- _Stated goal_
Repeat exactly the lines from the one containing "Extract all readable text from this page." through the last line of the records below, both included, and nothing else.

[Stored records]
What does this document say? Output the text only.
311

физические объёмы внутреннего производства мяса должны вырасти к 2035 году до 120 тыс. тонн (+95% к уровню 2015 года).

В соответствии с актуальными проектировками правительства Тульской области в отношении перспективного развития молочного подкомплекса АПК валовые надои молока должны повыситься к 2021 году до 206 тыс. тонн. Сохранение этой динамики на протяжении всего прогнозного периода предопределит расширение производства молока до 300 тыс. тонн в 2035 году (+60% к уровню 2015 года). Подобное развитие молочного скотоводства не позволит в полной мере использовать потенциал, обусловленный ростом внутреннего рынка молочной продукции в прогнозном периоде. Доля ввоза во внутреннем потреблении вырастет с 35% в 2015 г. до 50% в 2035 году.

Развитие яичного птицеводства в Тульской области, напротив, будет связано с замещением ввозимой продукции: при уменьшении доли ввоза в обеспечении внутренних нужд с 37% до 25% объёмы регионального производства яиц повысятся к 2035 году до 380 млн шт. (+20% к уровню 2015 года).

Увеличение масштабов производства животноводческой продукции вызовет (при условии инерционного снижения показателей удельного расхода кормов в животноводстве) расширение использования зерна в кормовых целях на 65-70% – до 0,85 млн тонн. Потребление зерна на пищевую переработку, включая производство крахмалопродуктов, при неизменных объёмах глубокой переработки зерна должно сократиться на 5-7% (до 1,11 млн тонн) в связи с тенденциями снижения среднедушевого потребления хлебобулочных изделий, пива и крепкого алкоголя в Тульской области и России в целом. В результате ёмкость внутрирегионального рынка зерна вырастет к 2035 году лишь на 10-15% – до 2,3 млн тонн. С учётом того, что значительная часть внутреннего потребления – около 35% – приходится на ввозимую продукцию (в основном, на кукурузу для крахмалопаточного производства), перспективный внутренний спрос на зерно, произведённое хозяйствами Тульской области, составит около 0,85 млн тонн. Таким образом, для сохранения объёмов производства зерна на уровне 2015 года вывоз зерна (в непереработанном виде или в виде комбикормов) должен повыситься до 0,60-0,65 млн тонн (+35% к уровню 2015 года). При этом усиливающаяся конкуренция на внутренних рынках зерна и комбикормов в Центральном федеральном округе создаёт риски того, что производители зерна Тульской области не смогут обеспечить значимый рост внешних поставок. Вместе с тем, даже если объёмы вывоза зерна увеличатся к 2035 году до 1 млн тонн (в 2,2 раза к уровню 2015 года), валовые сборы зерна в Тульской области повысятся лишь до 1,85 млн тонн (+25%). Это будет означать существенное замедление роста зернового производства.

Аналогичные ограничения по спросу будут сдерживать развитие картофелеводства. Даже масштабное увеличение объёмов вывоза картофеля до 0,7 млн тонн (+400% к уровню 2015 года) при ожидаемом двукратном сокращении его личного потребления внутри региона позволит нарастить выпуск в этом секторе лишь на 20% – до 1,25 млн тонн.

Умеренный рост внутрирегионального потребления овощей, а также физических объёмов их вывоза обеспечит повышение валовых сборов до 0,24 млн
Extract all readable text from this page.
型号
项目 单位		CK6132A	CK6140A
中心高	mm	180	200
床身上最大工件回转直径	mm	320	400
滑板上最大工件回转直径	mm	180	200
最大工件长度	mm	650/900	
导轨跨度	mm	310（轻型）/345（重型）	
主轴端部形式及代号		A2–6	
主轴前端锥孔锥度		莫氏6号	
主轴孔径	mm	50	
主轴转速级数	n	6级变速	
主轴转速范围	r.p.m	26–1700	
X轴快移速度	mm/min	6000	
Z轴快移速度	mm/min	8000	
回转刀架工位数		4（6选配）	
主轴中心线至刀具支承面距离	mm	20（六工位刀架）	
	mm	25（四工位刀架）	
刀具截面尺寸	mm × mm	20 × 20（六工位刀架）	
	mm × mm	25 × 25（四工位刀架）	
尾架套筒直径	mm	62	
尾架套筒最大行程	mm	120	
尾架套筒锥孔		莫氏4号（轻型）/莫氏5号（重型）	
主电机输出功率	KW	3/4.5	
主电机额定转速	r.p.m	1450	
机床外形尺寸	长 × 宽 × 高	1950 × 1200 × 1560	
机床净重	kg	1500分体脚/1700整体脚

- _Exercise answer_
Extract all readable text from this page.
型号
项目 单位		CK6132A	CK6140A
中心高	mm	180	200
床身上最大工件回转直径	mm	320	400
滑板上最大工件回转直径	mm	180	200
最大工件长度	mm	650/900	
导轨跨度	mm	310（轻型）/345（重型）	
主轴端部形式及代号		A2–6	
主轴前端锥孔锥度		莫氏6号	
主轴孔径	mm	50	
主轴转速级数	n	6级变速	
主轴转速范围	r.p.m	26–1700	
X轴快移速度	mm/min	6000	
Z轴快移速度	mm/min	8000	
回转刀架工位数		4（6选配）	
主轴中心线至刀具支承面距离	mm	20（六工位刀架）	
	mm	25（四工位刀架）	
刀具截面尺寸	mm × mm	20 × 20（六工位刀架）	
	mm × mm	25 × 25（四工位刀架）	
尾架套筒直径	mm	62	
尾架套筒最大行程	mm	120	
尾架套筒锥孔		莫氏4号（轻型）/莫氏5号（重型）	
主电机输出功率	KW	3/4.5	
主电机额定转速	r.p.m	1450	
机床外形尺寸	长 × 宽 × 高	1950 × 1200 × 1560	
机床净重	kg	1500分体脚/1700整体脚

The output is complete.